So, since the point (9,2) lies on the graph of y = f(x), the point (11,2) lies on the graph of y = f(x-2).

It is apparent that I have fallen victim to one of the classic blunders – the most famous of which is: Never get involved in a land war in Asia – but only slightly less well known is this: Never attempt to answer an Algebra question if travel worn whilst sleep deprived!

Ahah haha, ahah haha, aha... ugh. :(

Mark and Elvis are correct, as is obvious to a well-rested mind, this an example of the Horizontal Translation of a function.

However, as neither the response of Mark nor Elvis serves to elucidate how we arrive at the solution, as much as state the solution, I will attempt to make amends by providing a more thorough explanation:

As accurately stated by Mark and Elvis, f(x-2) is – and always will be – the graph of f(x) shifted by two units to the right along the x-axis (a Horizontal Shift), just as the graph of f(x)+2 is – and always will be – the graph of f(x) shifted upwards by two units along the y-axis (a Vertical Shift).

● Given task: Reproduce the passage of the horizontal-shift post above word for word. Begin at the words "Ahah haha, ahah" and stop after "of a function.".

● Records:

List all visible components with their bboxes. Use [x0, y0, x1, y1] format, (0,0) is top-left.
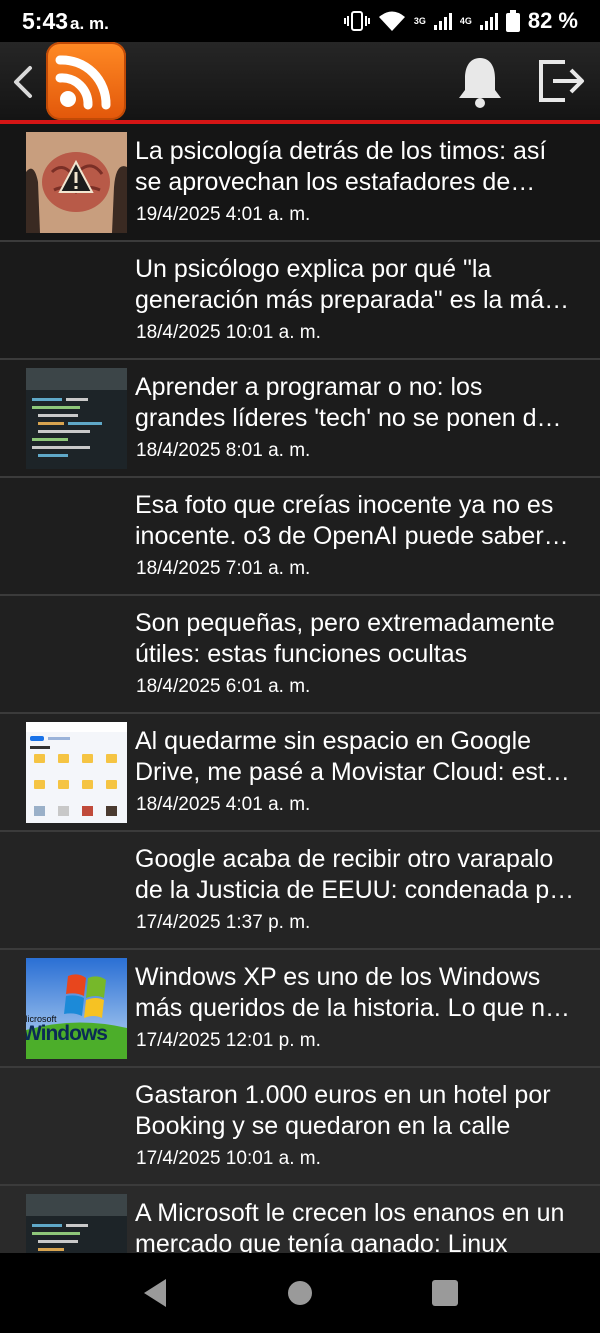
- article-date: 18/4/2025 4:01 a. m.: [136, 794, 311, 815]
- article-title: Esa foto que creías inocente ya no es in…: [135, 491, 554, 550]
- article-title: Un psicólogo explica por qué "la generac…: [135, 255, 557, 314]
- list-item[interactable]: Al quedarme sin espacio en Google Drive,…: [0, 714, 600, 832]
- list-item[interactable]: Microsoft Windows Windows XP es uno de l…: [0, 950, 600, 1068]
- article-title: La psicología detrás de los timos: así s…: [135, 137, 547, 196]
- status-time: 5:43 a. m.: [22, 8, 109, 35]
- list-item[interactable]: Un psicólogo explica por qué "la generac…: [0, 242, 600, 360]
- article-thumbnail: [26, 368, 127, 469]
- nav-home-icon[interactable]: [288, 1281, 312, 1305]
- windows-logo-text: Windows: [26, 1022, 108, 1045]
- article-title: Windows XP es uno de los Windows más que…: [135, 963, 559, 1022]
- nav-recents-icon[interactable]: [432, 1280, 458, 1306]
- article-date: 19/4/2025 4:01 a. m.: [136, 204, 311, 225]
- status-bar: 5:43 a. m. 3G 4G 82 %: [0, 0, 600, 42]
- article-title: Aprender a programar o no: los grandes l…: [135, 373, 551, 432]
- article-list[interactable]: La psicología detrás de los timos: así s…: [0, 124, 600, 1253]
- list-item[interactable]: Google acaba de recibir otro varapalo de…: [0, 832, 600, 950]
- article-date: 18/4/2025 7:01 a. m.: [136, 558, 311, 579]
- signal-3g-icon: [433, 12, 452, 30]
- list-item[interactable]: Esa foto que creías inocente ya no es in…: [0, 478, 600, 596]
- article-title: Gastaron 1.000 euros en un hotel por Boo…: [135, 1081, 551, 1140]
- list-item[interactable]: Son pequeñas, pero extremadamente útiles…: [0, 596, 600, 714]
- article-date: 18/4/2025 6:01 a. m.: [136, 676, 311, 697]
- vibrate-icon: [343, 11, 370, 31]
- article-thumbnail: [26, 722, 127, 823]
- list-item[interactable]: Aprender a programar o no: los grandes l…: [0, 360, 600, 478]
- list-item[interactable]: A Microsoft le crecen los enanos en un m…: [0, 1186, 600, 1253]
- list-item[interactable]: Gastaron 1.000 euros en un hotel por Boo…: [0, 1068, 600, 1186]
- article-thumbnail: [26, 1194, 127, 1253]
- signal-4g-icon: [479, 12, 498, 30]
- article-title: A Microsoft le crecen los enanos en un m…: [135, 1199, 565, 1253]
- list-item[interactable]: La psicología detrás de los timos: así s…: [0, 124, 600, 242]
- rss-logo-icon[interactable]: [46, 42, 126, 120]
- back-arrow-icon[interactable]: [8, 62, 38, 102]
- article-date: 17/4/2025 10:01 a. m.: [136, 1148, 321, 1169]
- article-title: Google acaba de recibir otro varapalo de…: [135, 845, 572, 904]
- article-date: 18/4/2025 10:01 a. m.: [136, 322, 321, 343]
- article-title: Son pequeñas, pero extremadamente útiles…: [135, 609, 555, 668]
- wifi-icon: [378, 11, 405, 31]
- network-4g-label: 4G: [459, 15, 472, 26]
- exit-icon[interactable]: [535, 56, 587, 106]
- bell-icon[interactable]: [455, 54, 505, 108]
- network-3g-label: 3G: [413, 15, 426, 26]
- article-title: Al quedarme sin espacio en Google Drive,…: [135, 727, 559, 786]
- nav-back-icon[interactable]: [140, 1277, 170, 1309]
- article-date: 17/4/2025 12:01 p. m.: [136, 1030, 321, 1051]
- app-bar: [0, 42, 600, 120]
- battery-percent: 82 %: [527, 8, 578, 33]
- article-thumbnail: [26, 132, 127, 233]
- status-icons: 3G 4G 82 %: [343, 8, 578, 34]
- article-date: 17/4/2025 1:37 p. m.: [136, 912, 311, 933]
- navigation-bar: [0, 1253, 600, 1333]
- battery-icon: [505, 10, 520, 32]
- article-date: 18/4/2025 8:01 a. m.: [136, 440, 311, 461]
- status-time-value: 5:43: [22, 8, 69, 34]
- article-thumbnail: Microsoft Windows: [26, 958, 127, 1059]
- status-time-ampm: a. m.: [70, 14, 109, 33]
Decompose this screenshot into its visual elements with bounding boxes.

● The response:
Ahah haha, ahah haha, aha... ugh. :(

Mark and Elvis are correct, as is obvious to a well-rested mind, this an example of the Horizontal Translation of a function.